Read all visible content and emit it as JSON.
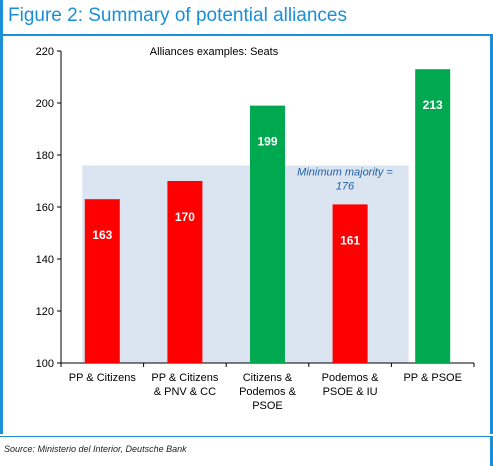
{
  "figure": {
    "title": "Figure 2: Summary of potential alliances",
    "source": "Source: Ministerio del Interior, Deutsche Bank"
  },
  "chart_data": {
    "type": "bar",
    "title": "Alliances examples: Seats",
    "categories": [
      [
        "PP &  Citizens"
      ],
      [
        "PP &  Citizens",
        "& PNV & CC"
      ],
      [
        "Citizens &",
        "Podemos &",
        "PSOE"
      ],
      [
        "Podemos &",
        "PSOE & IU"
      ],
      [
        "PP & PSOE"
      ]
    ],
    "values": [
      163,
      170,
      199,
      161,
      213
    ],
    "value_labels": [
      "163",
      "170",
      "199",
      "161",
      "213"
    ],
    "bar_colors": [
      "#ff0000",
      "#ff0000",
      "#00a84f",
      "#ff0000",
      "#00a84f"
    ],
    "ylim": [
      100,
      220
    ],
    "yticks": [
      100,
      120,
      140,
      160,
      180,
      200,
      220
    ],
    "threshold": {
      "value": 176,
      "label_line1": "Minimum majority  =",
      "label_line2": "176",
      "color": "#dbe5f1",
      "label_color": "#1f5fa8"
    },
    "grid": false
  }
}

--- TASK INSTRUCTIONS ---
Repeat the material above verbatim. Leave the pictures behind.

--- SOLUTION TO THE PROBLEM ---
Read all visible content and emit it as JSON.
{
  "figure": {
    "title": "Figure 2: Summary of potential alliances",
    "source": "Source: Ministerio del Interior, Deutsche Bank"
  },
  "chart_data": {
    "type": "bar",
    "title": "Alliances examples: Seats",
    "categories": [
      [
        "PP &  Citizens"
      ],
      [
        "PP &  Citizens",
        "& PNV & CC"
      ],
      [
        "Citizens &",
        "Podemos &",
        "PSOE"
      ],
      [
        "Podemos &",
        "PSOE & IU"
      ],
      [
        "PP & PSOE"
      ]
    ],
    "values": [
      163,
      170,
      199,
      161,
      213
    ],
    "value_labels": [
      "163",
      "170",
      "199",
      "161",
      "213"
    ],
    "bar_colors": [
      "#ff0000",
      "#ff0000",
      "#00a84f",
      "#ff0000",
      "#00a84f"
    ],
    "ylim": [
      100,
      220
    ],
    "yticks": [
      100,
      120,
      140,
      160,
      180,
      200,
      220
    ],
    "threshold": {
      "value": 176,
      "label_line1": "Minimum majority  =",
      "label_line2": "176",
      "color": "#dbe5f1",
      "label_color": "#1f5fa8"
    },
    "grid": false
  }
}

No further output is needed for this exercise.